Copy out the lines that have "سازمان" in them.

= = = = = = =

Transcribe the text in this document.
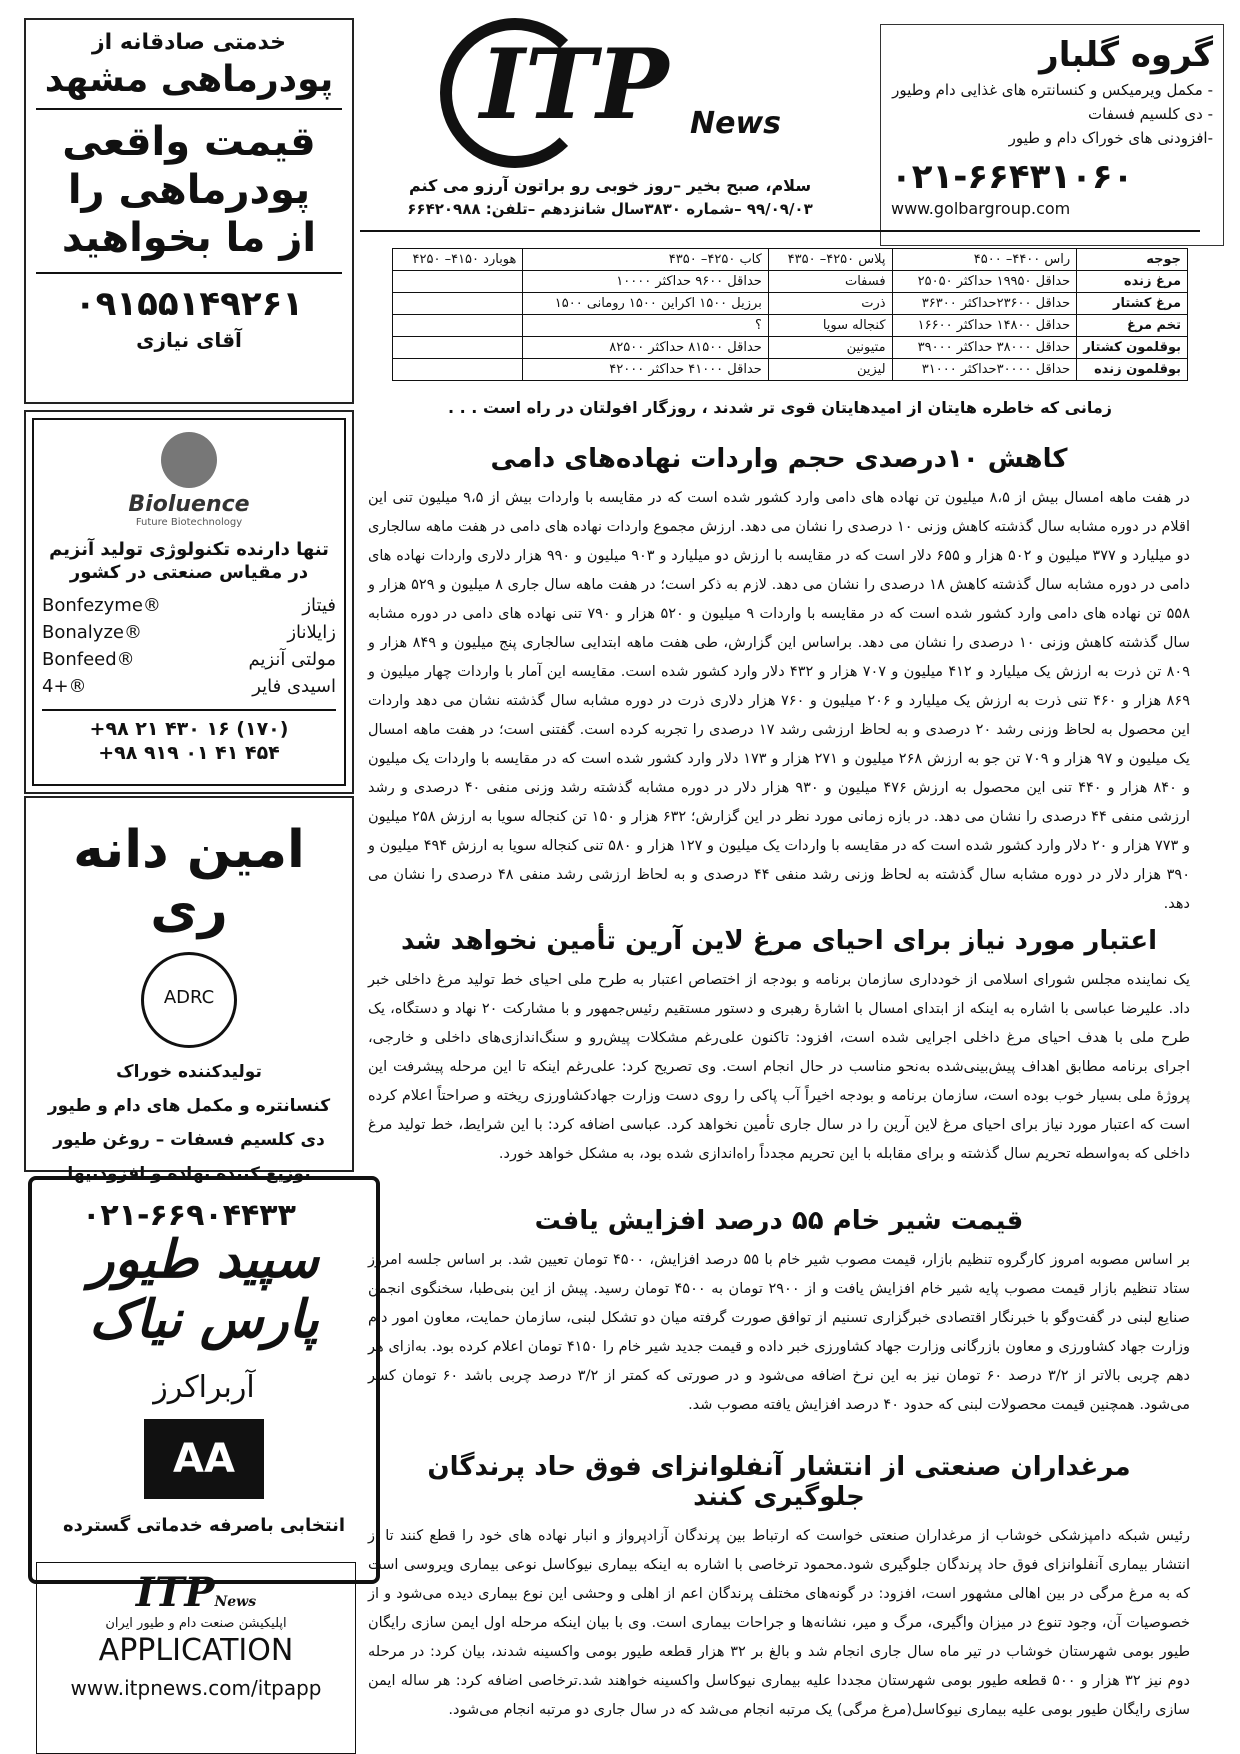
گروه گلبار
- مکمل ویرمیکس و کنسانتره های غذایی دام وطیور
- دی کلسیم فسفات
-افزودنی های خوراک دام و طیور
۰۲۱-۶۶۴۳۱۰۶۰
www.golbargroup.com
ITP News
سلام، صبح بخیر –روز خوبی رو براتون آرزو می کنم
۹۹/۰۹/۰۳ –شماره ۳۸۳۰سال شانزدهم –تلفن: ۶۶۴۲۰۹۸۸
خدمتی صادقانه از
پودرماهی مشهد
قیمت واقعی
پودرماهی را
از ما بخواهید
۰۹۱۵۵۱۴۹۲۶۱
آقای نیازی
Bioluence
Future Biotechnology
تنها دارنده تکنولوژی تولید آنزیم
در مقیاس صنعتی در کشور
فیتاز
Bonfezyme®
زایلاناز
Bonalyze®
مولتی آنزیم
Bonfeed®
اسیدی فایر
4+®
+۹۸ ۲۱ ۴۳۰ ۱۶ (۱۷۰)
+۹۸ ۹۱۹ ۰۱ ۴۱ ۴۵۴
امین دانه ری
ADRC
تولیدکننده خوراک
کنسانتره و مکمل های دام و طیور
دی کلسیم فسفات – روغن طیور
توزیع کننده نهاده و افزودنیها
۰۲۱-۶۶۹۰۴۴۳۳
سپید طیور پارس نیاک
آربراکرز
AA
انتخابی باصرفه خدماتی گسترده
ITPNews
اپلیکیشن صنعت دام و طیور ایران
APPLICATION
www.itpnews.com/itpapp
جوجه	راس ۴۴۰۰– ۴۵۰۰	پلاس ۴۲۵۰– ۴۳۵۰	کاب ۴۲۵۰– ۴۳۵۰	هوبارد ۴۱۵۰– ۴۲۵۰
مرغ زنده	حداقل ۱۹۹۵۰ حداکثر ۲۵۰۵۰	فسفات	حداقل ۹۶۰۰ حداکثر ۱۰۰۰۰	
مرغ کشتار	حداقل ۲۳۶۰۰حداکثر ۳۶۳۰۰	ذرت	برزیل ۱۵۰۰ اکراین ۱۵۰۰ رومانی ۱۵۰۰	
تخم مرغ	حداقل ۱۴۸۰۰ حداکثر ۱۶۶۰۰	کنجاله سویا	؟	
بوقلمون کشتار	حداقل ۳۸۰۰۰ حداکثر ۳۹۰۰۰	متیونین	حداقل ۸۱۵۰۰ حداکثر ۸۲۵۰۰	
بوقلمون زنده	حداقل ۳۰۰۰۰حداکثر ۳۱۰۰۰	لیزین	حداقل ۴۱۰۰۰ حداکثر ۴۲۰۰۰	
زمانی که خاطره هایتان از امیدهایتان قوی تر شدند ، روزگار افولتان در راه است . . .
کاهش ۱۰درصدی حجم واردات نهاده‌های دامی

در هفت ماهه امسال بیش از ۸،۵ میلیون تن نهاده های دامی وارد کشور شده است که در مقایسه با واردات بیش از ۹،۵ میلیون تنی این اقلام در دوره مشابه سال گذشته کاهش وزنی ۱۰ درصدی را نشان می دهد. ارزش مجموع واردات نهاده های دامی در هفت ماهه سالجاری دو میلیارد و ۳۷۷ میلیون و ۵۰۲ هزار و ۶۵۵ دلار است که در مقایسه با ارزش دو میلیارد و ۹۰۳ میلیون و ۹۹۰ هزار دلاری واردات نهاده های دامی در دوره مشابه سال گذشته کاهش ۱۸ درصدی را نشان می دهد. لازم به ذکر است؛ در هفت ماهه سال جاری ۸ میلیون و ۵۲۹ هزار و ۵۵۸ تن نهاده های دامی وارد کشور شده است که در مقایسه با واردات ۹ میلیون و ۵۲۰ هزار و ۷۹۰ تنی نهاده های دامی در دوره مشابه سال گذشته کاهش وزنی ۱۰ درصدی را نشان می دهد. براساس این گزارش، طی هفت ماهه ابتدایی سالجاری پنج میلیون و ۸۴۹ هزار و ۸۰۹ تن ذرت به ارزش یک میلیارد و ۴۱۲ میلیون و ۷۰۷ هزار و ۴۳۲ دلار وارد کشور شده است. مقایسه این آمار با واردات چهار میلیون و ۸۶۹ هزار و ۴۶۰ تنی ذرت به ارزش یک میلیارد و ۲۰۶ میلیون و ۷۶۰ هزار دلاری ذرت در دوره مشابه سال گذشته نشان می دهد واردات این محصول به لحاظ وزنی رشد ۲۰ درصدی و به لحاظ ارزشی رشد ۱۷ درصدی را تجربه کرده است. گفتنی است؛ در هفت ماهه امسال یک میلیون و ۹۷ هزار و ۷۰۹ تن جو به ارزش ۲۶۸ میلیون و ۲۷۱ هزار و ۱۷۳ دلار وارد کشور شده است که در مقایسه با واردات یک میلیون و ۸۴۰ هزار و ۴۴۰ تنی این محصول به ارزش ۴۷۶ میلیون و ۹۳۰ هزار دلار در دوره مشابه گذشته رشد وزنی منفی ۴۰ درصدی و رشد ارزشی منفی ۴۴ درصدی را نشان می دهد. در بازه زمانی مورد نظر در این گزارش؛ ۶۳۲ هزار و ۱۵۰ تن کنجاله سویا به ارزش ۲۵۸ میلیون و ۷۷۳ هزار و ۲۰ دلار وارد کشور شده است که در مقایسه با واردات یک میلیون و ۱۲۷ هزار و ۵۸۰ تنی کنجاله سویا به ارزش ۴۹۴ میلیون و ۳۹۰ هزار دلار در دوره مشابه سال گذشته به لحاظ وزنی رشد منفی ۴۴ درصدی و به لحاظ ارزشی رشد منفی ۴۸ درصدی را نشان می دهد.

اعتبار مورد نیاز برای احیای مرغ لاین آرین تأمین نخواهد شد

یک نماینده مجلس شورای اسلامی از خودداری سازمان برنامه و بودجه از اختصاص اعتبار به طرح ملی احیای خط تولید مرغ داخلی خبر داد. علیرضا عباسی با اشاره به اینکه از ابتدای امسال با اشارهٔ رهبری و دستور مستقیم رئیس‌جمهور و با مشارکت ۲۰ نهاد و دستگاه، یک طرح ملی با هدف احیای مرغ داخلی اجرایی شده است، افزود: تاکنون علی‌رغم مشکلات پیش‌رو و سنگ‌اندازی‌های داخلی و خارجی، اجرای برنامه مطابق اهداف پیش‌بینی‌شده به‌نحو مناسب در حال انجام است. وی تصریح کرد: علی‌رغم اینکه تا این مرحله پیشرفت این پروژهٔ ملی بسیار خوب بوده است، سازمان برنامه و بودجه اخیراً آب پاکی را روی دست وزارت جهادکشاورزی ریخته و صراحتاً اعلام کرده است که اعتبار مورد نیاز برای احیای مرغ لاین آرین را در سال جاری تأمین نخواهد کرد. عباسی اضافه کرد: با این شرایط، خط تولید مرغ داخلی که به‌واسطه تحریم سال گذشته و برای مقابله با این تحریم مجدداً راه‌اندازی شده بود، به مشکل خواهد خورد.

قیمت شیر خام ۵۵ درصد افزایش یافت

بر اساس مصوبه امروز کارگروه تنظیم بازار، قیمت مصوب شیر خام با ۵۵ درصد افزایش، ۴۵۰۰ تومان تعیین شد. بر اساس جلسه امروز ستاد تنظیم بازار قیمت مصوب پایه شیر خام افزایش یافت و از ۲۹۰۰ تومان به ۴۵۰۰ تومان رسید. پیش از این بنی‌طبا، سخنگوی انجمن صنایع لبنی در گفت‌وگو با خبرنگار اقتصادی خبرگزاری تسنیم از توافق صورت گرفته میان دو تشکل لبنی، سازمان حمایت، معاون امور دام وزارت جهاد کشاورزی و معاون بازرگانی وزارت جهاد کشاورزی خبر داده و قیمت جدید شیر خام را ۴۱۵۰ تومان اعلام کرده بود. به‌ازای هر دهم چربی بالاتر از ۳/۲ درصد ۶۰ تومان نیز به این نرخ اضافه می‌شود و در صورتی که کمتر از ۳/۲ درصد چربی باشد ۶۰ تومان کسر می‌شود. همچنین قیمت محصولات لبنی که حدود ۴۰ درصد افزایش یافته مصوب شد.

مرغداران صنعتی از انتشار آنفلوانزای فوق حاد پرندگان جلوگیری کنند

رئیس شبکه دامپزشکی خوشاب از مرغداران صنعتی خواست که ارتباط بین پرندگان آزادپرواز و انبار نهاده های خود را قطع کنند تا از انتشار بیماری آنفلوانزای فوق حاد پرندگان جلوگیری شود.محمود ترخاصی با اشاره به اینکه بیماری نیوکاسل نوعی بیماری ویروسی است که به مرغ مرگی در بین اهالی مشهور است، افزود: در گونه‌های مختلف پرندگان اعم از اهلی و وحشی این نوع بیماری دیده می‌شود و از خصوصیات آن، وجود تنوع در میزان واگیری، مرگ و میر، نشانه‌ها و جراحات بیماری است. وی با بیان اینکه مرحله اول ایمن سازی رایگان طیور بومی شهرستان خوشاب در تیر ماه سال جاری انجام شد و بالغ بر ۳۲ هزار قطعه طیور بومی واکسینه شدند، بیان کرد: در مرحله دوم نیز ۳۲ هزار و ۵۰۰ قطعه طیور بومی شهرستان مجددا علیه بیماری نیوکاسل واکسینه خواهند شد.ترخاصی اضافه کرد: هر ساله ایمن سازی رایگان طیور بومی علیه بیماری نیوکاسل(مرغ مرگی) یک مرتبه انجام می‌شد که در سال جاری دو مرتبه انجام می‌شود.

= = = = = = =

◆ Reply to the task ◆
یک نماینده مجلس شورای اسلامی از خودداری سازمان برنامه و بودجه از اختصاص اعتبار به طرح ملی احیای خط تولید مرغ داخلی خبر داد. علیرضا عباسی با اشاره به اینکه از ابتدای امسال با اشارهٔ رهبری و دستور مستقیم رئیس‌جمهور و با مشارکت ۲۰ نهاد و دستگاه، یک طرح ملی با هدف احیای مرغ داخلی اجرایی شده است، افزود: تاکنون علی‌رغم مشکلات پیش‌رو و سنگ‌اندازی‌های داخلی و خارجی، اجرای برنامه مطابق اهداف پیش‌بینی‌شده به‌نحو مناسب در حال انجام است. وی تصریح کرد: علی‌رغم اینکه تا این مرحله پیشرفت این پروژهٔ ملی بسیار خوب بوده است، سازمان برنامه و بودجه اخیراً آب پاکی را روی دست وزارت جهادکشاورزی ریخته و صراحتاً اعلام کرده است که اعتبار مورد نیاز برای احیای مرغ لاین آرین را در سال جاری تأمین نخواهد کرد. عباسی اضافه کرد: با این شرایط، خط تولید مرغ داخلی که به‌واسطه تحریم سال گذشته و برای مقابله با این تحریم مجدداً راه‌اندازی شده بود، به مشکل خواهد خورد.
بر اساس مصوبه امروز کارگروه تنظیم بازار، قیمت مصوب شیر خام با ۵۵ درصد افزایش، ۴۵۰۰ تومان تعیین شد. بر اساس جلسه امروز ستاد تنظیم بازار قیمت مصوب پایه شیر خام افزایش یافت و از ۲۹۰۰ تومان به ۴۵۰۰ تومان رسید. پیش از این بنی‌طبا، سخنگوی انجمن صنایع لبنی در گفت‌وگو با خبرنگار اقتصادی خبرگزاری تسنیم از توافق صورت گرفته میان دو تشکل لبنی، سازمان حمایت، معاون امور دام وزارت جهاد کشاورزی و معاون بازرگانی وزارت جهاد کشاورزی خبر داده و قیمت جدید شیر خام را ۴۱۵۰ تومان اعلام کرده بود. به‌ازای هر دهم چربی بالاتر از ۳/۲ درصد ۶۰ تومان نیز به این نرخ اضافه می‌شود و در صورتی که کمتر از ۳/۲ درصد چربی باشد ۶۰ تومان کسر می‌شود. همچنین قیمت محصولات لبنی که حدود ۴۰ درصد افزایش یافته مصوب شد.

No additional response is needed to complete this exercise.